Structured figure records
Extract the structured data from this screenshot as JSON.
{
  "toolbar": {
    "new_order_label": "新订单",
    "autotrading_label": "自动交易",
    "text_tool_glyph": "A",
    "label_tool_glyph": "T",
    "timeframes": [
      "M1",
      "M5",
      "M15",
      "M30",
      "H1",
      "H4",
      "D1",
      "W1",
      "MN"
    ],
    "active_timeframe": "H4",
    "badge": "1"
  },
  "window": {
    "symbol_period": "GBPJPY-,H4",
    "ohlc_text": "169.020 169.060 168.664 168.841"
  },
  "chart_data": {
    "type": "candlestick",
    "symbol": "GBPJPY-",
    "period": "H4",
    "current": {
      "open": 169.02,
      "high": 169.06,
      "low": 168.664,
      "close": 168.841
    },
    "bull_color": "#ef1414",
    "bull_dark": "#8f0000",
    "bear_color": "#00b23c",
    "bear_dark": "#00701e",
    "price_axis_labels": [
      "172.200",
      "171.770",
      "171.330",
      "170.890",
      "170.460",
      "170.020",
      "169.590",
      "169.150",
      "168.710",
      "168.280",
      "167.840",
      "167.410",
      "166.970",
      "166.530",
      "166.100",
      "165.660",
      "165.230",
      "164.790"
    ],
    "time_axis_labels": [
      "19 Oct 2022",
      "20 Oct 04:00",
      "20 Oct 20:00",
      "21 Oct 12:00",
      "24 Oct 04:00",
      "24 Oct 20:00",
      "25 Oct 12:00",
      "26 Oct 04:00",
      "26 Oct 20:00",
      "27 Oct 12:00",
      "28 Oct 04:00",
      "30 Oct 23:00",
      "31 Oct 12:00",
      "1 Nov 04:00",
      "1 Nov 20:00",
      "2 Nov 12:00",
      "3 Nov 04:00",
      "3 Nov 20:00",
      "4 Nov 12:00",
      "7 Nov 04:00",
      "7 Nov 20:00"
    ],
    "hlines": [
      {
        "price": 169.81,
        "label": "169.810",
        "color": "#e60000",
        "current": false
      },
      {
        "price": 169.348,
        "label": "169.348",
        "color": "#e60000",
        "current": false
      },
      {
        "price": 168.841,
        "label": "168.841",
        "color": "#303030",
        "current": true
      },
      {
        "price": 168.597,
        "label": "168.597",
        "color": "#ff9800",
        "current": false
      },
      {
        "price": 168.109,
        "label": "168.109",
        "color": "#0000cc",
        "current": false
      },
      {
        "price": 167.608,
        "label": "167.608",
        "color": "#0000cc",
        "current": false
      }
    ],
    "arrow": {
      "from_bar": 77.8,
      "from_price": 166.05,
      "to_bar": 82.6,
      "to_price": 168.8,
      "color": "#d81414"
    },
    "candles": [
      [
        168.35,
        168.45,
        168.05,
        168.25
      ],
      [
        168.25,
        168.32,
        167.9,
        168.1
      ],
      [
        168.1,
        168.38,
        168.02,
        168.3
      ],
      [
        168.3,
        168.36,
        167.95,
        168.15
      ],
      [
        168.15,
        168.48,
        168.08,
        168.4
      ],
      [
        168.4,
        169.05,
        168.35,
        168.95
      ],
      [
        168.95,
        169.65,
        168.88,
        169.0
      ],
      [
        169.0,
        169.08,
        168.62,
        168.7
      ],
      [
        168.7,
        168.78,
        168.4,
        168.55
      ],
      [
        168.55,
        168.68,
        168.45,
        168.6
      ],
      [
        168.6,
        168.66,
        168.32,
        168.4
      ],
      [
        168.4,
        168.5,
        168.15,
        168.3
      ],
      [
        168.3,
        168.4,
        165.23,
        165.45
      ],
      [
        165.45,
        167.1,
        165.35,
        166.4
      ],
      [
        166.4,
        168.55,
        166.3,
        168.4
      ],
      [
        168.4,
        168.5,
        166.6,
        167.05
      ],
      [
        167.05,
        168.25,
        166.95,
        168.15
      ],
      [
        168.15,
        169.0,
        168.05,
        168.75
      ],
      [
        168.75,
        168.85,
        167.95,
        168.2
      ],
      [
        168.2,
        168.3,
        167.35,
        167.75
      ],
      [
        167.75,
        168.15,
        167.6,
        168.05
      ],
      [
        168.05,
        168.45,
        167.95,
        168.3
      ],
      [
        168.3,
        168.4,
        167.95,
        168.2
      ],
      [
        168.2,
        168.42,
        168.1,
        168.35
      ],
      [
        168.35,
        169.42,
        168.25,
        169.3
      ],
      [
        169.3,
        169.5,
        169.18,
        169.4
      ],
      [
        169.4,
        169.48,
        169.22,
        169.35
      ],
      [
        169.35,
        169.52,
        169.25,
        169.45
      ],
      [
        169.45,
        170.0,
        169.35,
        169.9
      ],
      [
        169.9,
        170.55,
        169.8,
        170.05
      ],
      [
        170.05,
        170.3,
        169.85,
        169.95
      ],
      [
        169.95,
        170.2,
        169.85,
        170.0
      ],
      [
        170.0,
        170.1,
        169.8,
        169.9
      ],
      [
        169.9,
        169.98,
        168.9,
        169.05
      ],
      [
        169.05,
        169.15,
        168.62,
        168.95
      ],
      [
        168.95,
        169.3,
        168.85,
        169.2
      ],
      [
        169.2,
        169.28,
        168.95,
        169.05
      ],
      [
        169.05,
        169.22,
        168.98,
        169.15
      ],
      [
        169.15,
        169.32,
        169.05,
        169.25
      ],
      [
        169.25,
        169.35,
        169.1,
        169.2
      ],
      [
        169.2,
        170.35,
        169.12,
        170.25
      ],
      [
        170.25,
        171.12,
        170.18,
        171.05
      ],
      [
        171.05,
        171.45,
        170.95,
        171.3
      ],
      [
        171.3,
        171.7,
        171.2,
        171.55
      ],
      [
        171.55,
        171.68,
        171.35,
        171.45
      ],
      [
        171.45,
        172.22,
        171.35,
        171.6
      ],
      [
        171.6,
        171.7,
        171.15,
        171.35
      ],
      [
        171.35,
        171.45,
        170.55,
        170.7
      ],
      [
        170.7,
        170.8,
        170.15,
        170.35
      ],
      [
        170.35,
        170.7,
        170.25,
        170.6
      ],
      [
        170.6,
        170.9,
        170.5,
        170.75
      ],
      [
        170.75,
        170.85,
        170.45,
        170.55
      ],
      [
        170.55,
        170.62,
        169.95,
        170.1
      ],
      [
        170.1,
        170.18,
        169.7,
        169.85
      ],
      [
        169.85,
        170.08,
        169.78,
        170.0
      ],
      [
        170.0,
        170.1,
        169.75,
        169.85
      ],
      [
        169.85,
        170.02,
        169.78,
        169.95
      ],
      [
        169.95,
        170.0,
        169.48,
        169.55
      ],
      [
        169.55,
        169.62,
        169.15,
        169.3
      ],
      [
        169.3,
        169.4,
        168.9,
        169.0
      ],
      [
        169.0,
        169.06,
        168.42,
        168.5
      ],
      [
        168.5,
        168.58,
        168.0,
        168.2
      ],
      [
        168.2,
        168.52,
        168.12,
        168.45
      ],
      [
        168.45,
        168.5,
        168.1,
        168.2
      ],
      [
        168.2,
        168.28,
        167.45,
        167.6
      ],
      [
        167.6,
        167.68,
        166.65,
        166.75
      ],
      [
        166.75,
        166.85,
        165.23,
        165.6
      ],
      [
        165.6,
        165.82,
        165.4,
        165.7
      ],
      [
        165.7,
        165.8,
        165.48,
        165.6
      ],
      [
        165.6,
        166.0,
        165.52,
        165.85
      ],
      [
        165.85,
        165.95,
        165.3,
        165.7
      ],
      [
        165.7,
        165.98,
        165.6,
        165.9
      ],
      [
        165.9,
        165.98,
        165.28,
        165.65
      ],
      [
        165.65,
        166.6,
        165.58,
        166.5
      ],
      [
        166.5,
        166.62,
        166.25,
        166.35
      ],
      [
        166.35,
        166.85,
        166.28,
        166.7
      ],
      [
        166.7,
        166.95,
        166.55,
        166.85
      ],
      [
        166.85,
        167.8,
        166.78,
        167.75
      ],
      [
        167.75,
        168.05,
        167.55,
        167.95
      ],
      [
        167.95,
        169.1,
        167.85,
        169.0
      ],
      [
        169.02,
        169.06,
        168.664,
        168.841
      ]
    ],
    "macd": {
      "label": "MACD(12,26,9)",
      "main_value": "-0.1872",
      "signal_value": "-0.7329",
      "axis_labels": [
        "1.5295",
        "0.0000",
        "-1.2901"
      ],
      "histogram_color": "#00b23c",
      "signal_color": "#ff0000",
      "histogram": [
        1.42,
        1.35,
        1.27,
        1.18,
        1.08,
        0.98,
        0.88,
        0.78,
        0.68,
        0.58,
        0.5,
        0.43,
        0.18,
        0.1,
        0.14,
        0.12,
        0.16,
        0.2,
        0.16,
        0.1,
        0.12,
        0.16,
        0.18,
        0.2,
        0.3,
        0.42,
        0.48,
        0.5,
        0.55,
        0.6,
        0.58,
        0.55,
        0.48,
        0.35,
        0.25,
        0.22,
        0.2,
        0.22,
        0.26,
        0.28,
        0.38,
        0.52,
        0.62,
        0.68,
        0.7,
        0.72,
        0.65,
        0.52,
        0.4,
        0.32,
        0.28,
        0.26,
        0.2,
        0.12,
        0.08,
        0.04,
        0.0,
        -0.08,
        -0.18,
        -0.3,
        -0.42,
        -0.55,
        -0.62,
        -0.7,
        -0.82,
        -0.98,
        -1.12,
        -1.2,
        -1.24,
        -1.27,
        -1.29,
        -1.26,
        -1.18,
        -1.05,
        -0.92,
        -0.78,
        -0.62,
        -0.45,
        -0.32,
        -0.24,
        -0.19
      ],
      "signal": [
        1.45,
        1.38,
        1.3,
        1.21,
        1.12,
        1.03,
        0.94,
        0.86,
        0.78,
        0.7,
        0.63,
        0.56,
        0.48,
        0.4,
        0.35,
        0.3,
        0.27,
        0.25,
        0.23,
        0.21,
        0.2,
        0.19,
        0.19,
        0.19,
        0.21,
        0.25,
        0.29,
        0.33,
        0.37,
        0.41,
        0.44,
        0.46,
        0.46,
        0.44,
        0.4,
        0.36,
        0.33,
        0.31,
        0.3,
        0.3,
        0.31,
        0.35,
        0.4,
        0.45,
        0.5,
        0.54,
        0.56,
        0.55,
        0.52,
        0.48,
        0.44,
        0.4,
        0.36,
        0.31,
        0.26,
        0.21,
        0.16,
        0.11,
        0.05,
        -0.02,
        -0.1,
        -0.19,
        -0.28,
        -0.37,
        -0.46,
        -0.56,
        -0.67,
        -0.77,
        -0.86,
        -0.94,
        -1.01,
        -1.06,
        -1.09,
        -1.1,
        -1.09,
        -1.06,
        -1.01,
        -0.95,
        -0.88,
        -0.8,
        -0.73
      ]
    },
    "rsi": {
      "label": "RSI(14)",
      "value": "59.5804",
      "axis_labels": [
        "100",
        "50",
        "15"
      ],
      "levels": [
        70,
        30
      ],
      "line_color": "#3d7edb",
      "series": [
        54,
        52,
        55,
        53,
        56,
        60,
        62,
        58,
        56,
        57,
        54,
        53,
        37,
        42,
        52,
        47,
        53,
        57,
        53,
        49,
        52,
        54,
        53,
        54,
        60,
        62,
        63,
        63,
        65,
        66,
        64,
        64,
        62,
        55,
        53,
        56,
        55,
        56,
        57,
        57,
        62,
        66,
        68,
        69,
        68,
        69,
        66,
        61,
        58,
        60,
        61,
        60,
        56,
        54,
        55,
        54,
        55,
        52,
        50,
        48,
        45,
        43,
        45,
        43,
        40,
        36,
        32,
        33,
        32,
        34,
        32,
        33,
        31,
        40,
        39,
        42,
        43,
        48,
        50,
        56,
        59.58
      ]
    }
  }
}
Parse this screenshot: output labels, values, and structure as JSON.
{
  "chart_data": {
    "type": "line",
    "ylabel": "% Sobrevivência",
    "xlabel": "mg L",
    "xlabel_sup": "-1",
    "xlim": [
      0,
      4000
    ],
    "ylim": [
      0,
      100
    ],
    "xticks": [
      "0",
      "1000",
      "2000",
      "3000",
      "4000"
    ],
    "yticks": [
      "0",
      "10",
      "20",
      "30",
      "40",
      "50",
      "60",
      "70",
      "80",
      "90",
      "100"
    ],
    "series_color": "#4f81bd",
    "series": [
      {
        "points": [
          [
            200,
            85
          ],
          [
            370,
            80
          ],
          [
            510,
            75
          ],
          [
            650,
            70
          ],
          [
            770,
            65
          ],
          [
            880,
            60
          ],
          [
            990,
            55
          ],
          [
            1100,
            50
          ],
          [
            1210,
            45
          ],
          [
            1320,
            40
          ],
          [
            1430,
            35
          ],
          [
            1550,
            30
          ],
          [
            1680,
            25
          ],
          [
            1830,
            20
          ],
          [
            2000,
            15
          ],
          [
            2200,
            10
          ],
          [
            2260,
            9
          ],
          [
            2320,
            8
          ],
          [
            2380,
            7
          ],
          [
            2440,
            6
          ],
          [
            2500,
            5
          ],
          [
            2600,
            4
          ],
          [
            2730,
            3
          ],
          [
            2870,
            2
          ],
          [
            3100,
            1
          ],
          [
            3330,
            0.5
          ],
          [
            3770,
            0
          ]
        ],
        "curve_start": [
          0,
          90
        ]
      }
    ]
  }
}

▶ _Work to be completed_
Search the lines above for the string "JSON", then show every one that has it.

▶ _Reply_
Extract the structured data from this screenshot as JSON.
Parse this screenshot: output labels, values, and structure as JSON.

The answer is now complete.